- Short task -
Reproduce the listing below without any change.

- Supplied records -
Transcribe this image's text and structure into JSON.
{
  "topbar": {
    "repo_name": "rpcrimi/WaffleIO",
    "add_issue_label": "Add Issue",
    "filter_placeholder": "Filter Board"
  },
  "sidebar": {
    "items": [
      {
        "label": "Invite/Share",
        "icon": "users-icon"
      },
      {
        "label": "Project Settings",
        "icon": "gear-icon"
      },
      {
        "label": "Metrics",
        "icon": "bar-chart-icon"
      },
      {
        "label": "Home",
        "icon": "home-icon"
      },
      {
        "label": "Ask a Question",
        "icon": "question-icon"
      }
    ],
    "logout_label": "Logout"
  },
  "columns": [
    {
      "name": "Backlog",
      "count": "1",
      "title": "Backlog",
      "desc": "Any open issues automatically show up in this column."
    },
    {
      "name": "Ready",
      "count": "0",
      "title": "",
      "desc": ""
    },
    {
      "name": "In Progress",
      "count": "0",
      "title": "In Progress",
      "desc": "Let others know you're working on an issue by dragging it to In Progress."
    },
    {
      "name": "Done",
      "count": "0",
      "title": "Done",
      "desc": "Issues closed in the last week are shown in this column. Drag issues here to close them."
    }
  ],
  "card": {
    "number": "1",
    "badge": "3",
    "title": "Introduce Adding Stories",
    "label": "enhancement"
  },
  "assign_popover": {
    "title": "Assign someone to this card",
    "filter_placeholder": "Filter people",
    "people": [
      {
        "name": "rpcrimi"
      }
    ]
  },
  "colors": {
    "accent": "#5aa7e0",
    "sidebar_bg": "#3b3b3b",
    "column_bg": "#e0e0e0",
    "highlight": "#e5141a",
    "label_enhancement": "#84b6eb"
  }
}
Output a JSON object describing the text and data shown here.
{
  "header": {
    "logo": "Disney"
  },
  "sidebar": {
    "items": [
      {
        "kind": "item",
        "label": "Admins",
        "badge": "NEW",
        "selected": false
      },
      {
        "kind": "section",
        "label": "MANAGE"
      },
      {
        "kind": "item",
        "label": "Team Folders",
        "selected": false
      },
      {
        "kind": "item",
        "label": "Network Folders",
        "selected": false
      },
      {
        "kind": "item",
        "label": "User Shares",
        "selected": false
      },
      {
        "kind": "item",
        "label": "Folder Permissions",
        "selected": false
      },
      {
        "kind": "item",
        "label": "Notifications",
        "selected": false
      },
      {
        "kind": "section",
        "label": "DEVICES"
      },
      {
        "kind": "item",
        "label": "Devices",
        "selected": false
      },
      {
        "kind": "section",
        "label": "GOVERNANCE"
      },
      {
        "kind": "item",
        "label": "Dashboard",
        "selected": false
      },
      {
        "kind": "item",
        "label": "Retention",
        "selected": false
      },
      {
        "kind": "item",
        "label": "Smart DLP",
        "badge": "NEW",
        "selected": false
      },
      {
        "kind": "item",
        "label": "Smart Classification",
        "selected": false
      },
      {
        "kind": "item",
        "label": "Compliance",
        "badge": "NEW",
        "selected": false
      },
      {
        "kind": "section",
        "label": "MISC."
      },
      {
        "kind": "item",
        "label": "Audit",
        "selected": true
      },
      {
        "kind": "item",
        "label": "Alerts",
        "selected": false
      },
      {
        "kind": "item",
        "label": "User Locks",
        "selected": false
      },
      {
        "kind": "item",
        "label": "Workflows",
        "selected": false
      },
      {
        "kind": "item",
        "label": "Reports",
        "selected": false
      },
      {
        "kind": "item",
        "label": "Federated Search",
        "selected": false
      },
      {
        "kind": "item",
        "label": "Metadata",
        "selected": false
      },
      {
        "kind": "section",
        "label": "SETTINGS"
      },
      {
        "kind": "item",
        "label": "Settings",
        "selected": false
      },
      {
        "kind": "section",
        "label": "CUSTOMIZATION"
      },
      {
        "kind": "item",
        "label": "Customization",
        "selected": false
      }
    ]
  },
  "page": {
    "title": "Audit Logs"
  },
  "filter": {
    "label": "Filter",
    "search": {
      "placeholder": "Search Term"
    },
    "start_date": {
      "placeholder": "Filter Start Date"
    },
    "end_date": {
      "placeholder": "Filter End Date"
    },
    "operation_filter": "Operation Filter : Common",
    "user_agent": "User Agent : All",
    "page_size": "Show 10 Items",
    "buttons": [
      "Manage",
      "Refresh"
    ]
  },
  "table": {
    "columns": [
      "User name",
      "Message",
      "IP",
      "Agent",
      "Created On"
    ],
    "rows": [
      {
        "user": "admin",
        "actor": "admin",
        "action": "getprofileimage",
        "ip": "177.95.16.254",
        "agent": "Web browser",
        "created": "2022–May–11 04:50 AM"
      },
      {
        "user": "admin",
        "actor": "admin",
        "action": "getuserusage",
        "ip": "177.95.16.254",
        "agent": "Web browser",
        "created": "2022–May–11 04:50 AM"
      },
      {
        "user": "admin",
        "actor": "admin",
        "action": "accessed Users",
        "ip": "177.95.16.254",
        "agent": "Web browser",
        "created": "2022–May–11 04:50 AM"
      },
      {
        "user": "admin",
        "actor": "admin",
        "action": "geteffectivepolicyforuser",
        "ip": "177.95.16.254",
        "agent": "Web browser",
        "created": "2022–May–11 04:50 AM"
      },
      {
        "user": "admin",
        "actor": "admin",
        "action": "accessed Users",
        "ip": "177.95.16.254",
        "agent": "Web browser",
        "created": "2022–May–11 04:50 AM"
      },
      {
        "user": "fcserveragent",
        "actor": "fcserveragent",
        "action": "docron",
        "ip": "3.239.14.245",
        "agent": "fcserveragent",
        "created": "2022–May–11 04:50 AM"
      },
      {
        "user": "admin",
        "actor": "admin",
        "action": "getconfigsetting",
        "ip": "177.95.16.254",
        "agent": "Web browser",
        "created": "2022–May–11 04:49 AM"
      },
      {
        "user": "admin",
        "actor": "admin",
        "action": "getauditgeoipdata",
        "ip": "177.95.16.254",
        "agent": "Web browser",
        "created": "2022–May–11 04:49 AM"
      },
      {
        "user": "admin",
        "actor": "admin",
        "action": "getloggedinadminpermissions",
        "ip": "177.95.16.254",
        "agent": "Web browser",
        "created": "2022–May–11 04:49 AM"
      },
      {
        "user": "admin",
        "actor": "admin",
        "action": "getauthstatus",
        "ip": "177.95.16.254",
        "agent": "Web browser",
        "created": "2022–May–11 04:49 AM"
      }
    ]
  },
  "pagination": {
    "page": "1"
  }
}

- Exercise result -
Transcribe this image's text and structure into JSON.
{
  "topbar": {
    "repo_name": "rpcrimi/WaffleIO",
    "add_issue_label": "Add Issue",
    "filter_placeholder": "Filter Board"
  },
  "sidebar": {
    "items": [
      {
        "label": "Invite/Share",
        "icon": "users-icon"
      },
      {
        "label": "Project Settings",
        "icon": "gear-icon"
      },
      {
        "label": "Metrics",
        "icon": "bar-chart-icon"
      },
      {
        "label": "Home",
        "icon": "home-icon"
      },
      {
        "label": "Ask a Question",
        "icon": "question-icon"
      }
    ],
    "logout_label": "Logout"
  },
  "columns": [
    {
      "name": "Backlog",
      "count": "1",
      "title": "Backlog",
      "desc": "Any open issues automatically show up in this column."
    },
    {
      "name": "Ready",
      "count": "0",
      "title": "",
      "desc": ""
    },
    {
      "name": "In Progress",
      "count": "0",
      "title": "In Progress",
      "desc": "Let others know you're working on an issue by dragging it to In Progress."
    },
    {
      "name": "Done",
      "count": "0",
      "title": "Done",
      "desc": "Issues closed in the last week are shown in this column. Drag issues here to close them."
    }
  ],
  "card": {
    "number": "1",
    "badge": "3",
    "title": "Introduce Adding Stories",
    "label": "enhancement"
  },
  "assign_popover": {
    "title": "Assign someone to this card",
    "filter_placeholder": "Filter people",
    "people": [
      {
        "name": "rpcrimi"
      }
    ]
  },
  "colors": {
    "accent": "#5aa7e0",
    "sidebar_bg": "#3b3b3b",
    "column_bg": "#e0e0e0",
    "highlight": "#e5141a",
    "label_enhancement": "#84b6eb"
  }
}
Output a JSON object describing the text and data shown here.
{
  "header": {
    "logo": "Disney"
  },
  "sidebar": {
    "items": [
      {
        "kind": "item",
        "label": "Admins",
        "badge": "NEW",
        "selected": false
      },
      {
        "kind": "section",
        "label": "MANAGE"
      },
      {
        "kind": "item",
        "label": "Team Folders",
        "selected": false
      },
      {
        "kind": "item",
        "label": "Network Folders",
        "selected": false
      },
      {
        "kind": "item",
        "label": "User Shares",
        "selected": false
      },
      {
        "kind": "item",
        "label": "Folder Permissions",
        "selected": false
      },
      {
        "kind": "item",
        "label": "Notifications",
        "selected": false
      },
      {
        "kind": "section",
        "label": "DEVICES"
      },
      {
        "kind": "item",
        "label": "Devices",
        "selected": false
      },
      {
        "kind": "section",
        "label": "GOVERNANCE"
      },
      {
        "kind": "item",
        "label": "Dashboard",
        "selected": false
      },
      {
        "kind": "item",
        "label": "Retention",
        "selected": false
      },
      {
        "kind": "item",
        "label": "Smart DLP",
        "badge": "NEW",
        "selected": false
      },
      {
        "kind": "item",
        "label": "Smart Classification",
        "selected": false
      },
      {
        "kind": "item",
        "label": "Compliance",
        "badge": "NEW",
        "selected": false
      },
      {
        "kind": "section",
        "label": "MISC."
      },
      {
        "kind": "item",
        "label": "Audit",
        "selected": true
      },
      {
        "kind": "item",
        "label": "Alerts",
        "selected": false
      },
      {
        "kind": "item",
        "label": "User Locks",
        "selected": false
      },
      {
        "kind": "item",
        "label": "Workflows",
        "selected": false
      },
      {
        "kind": "item",
        "label": "Reports",
        "selected": false
      },
      {
        "kind": "item",
        "label": "Federated Search",
        "selected": false
      },
      {
        "kind": "item",
        "label": "Metadata",
        "selected": false
      },
      {
        "kind": "section",
        "label": "SETTINGS"
      },
      {
        "kind": "item",
        "label": "Settings",
        "selected": false
      },
      {
        "kind": "section",
        "label": "CUSTOMIZATION"
      },
      {
        "kind": "item",
        "label": "Customization",
        "selected": false
      }
    ]
  },
  "page": {
    "title": "Audit Logs"
  },
  "filter": {
    "label": "Filter",
    "search": {
      "placeholder": "Search Term"
    },
    "start_date": {
      "placeholder": "Filter Start Date"
    },
    "end_date": {
      "placeholder": "Filter End Date"
    },
    "operation_filter": "Operation Filter : Common",
    "user_agent": "User Agent : All",
    "page_size": "Show 10 Items",
    "buttons": [
      "Manage",
      "Refresh"
    ]
  },
  "table": {
    "columns": [
      "User name",
      "Message",
      "IP",
      "Agent",
      "Created On"
    ],
    "rows": [
      {
        "user": "admin",
        "actor": "admin",
        "action": "getprofileimage",
        "ip": "177.95.16.254",
        "agent": "Web browser",
        "created": "2022–May–11 04:50 AM"
      },
      {
        "user": "admin",
        "actor": "admin",
        "action": "getuserusage",
        "ip": "177.95.16.254",
        "agent": "Web browser",
        "created": "2022–May–11 04:50 AM"
      },
      {
        "user": "admin",
        "actor": "admin",
        "action": "accessed Users",
        "ip": "177.95.16.254",
        "agent": "Web browser",
        "created": "2022–May–11 04:50 AM"
      },
      {
        "user": "admin",
        "actor": "admin",
        "action": "geteffectivepolicyforuser",
        "ip": "177.95.16.254",
        "agent": "Web browser",
        "created": "2022–May–11 04:50 AM"
      },
      {
        "user": "admin",
        "actor": "admin",
        "action": "accessed Users",
        "ip": "177.95.16.254",
        "agent": "Web browser",
        "created": "2022–May–11 04:50 AM"
      },
      {
        "user": "fcserveragent",
        "actor": "fcserveragent",
        "action": "docron",
        "ip": "3.239.14.245",
        "agent": "fcserveragent",
        "created": "2022–May–11 04:50 AM"
      },
      {
        "user": "admin",
        "actor": "admin",
        "action": "getconfigsetting",
        "ip": "177.95.16.254",
        "agent": "Web browser",
        "created": "2022–May–11 04:49 AM"
      },
      {
        "user": "admin",
        "actor": "admin",
        "action": "getauditgeoipdata",
        "ip": "177.95.16.254",
        "agent": "Web browser",
        "created": "2022–May–11 04:49 AM"
      },
      {
        "user": "admin",
        "actor": "admin",
        "action": "getloggedinadminpermissions",
        "ip": "177.95.16.254",
        "agent": "Web browser",
        "created": "2022–May–11 04:49 AM"
      },
      {
        "user": "admin",
        "actor": "admin",
        "action": "getauthstatus",
        "ip": "177.95.16.254",
        "agent": "Web browser",
        "created": "2022–May–11 04:49 AM"
      }
    ]
  },
  "pagination": {
    "page": "1"
  }
}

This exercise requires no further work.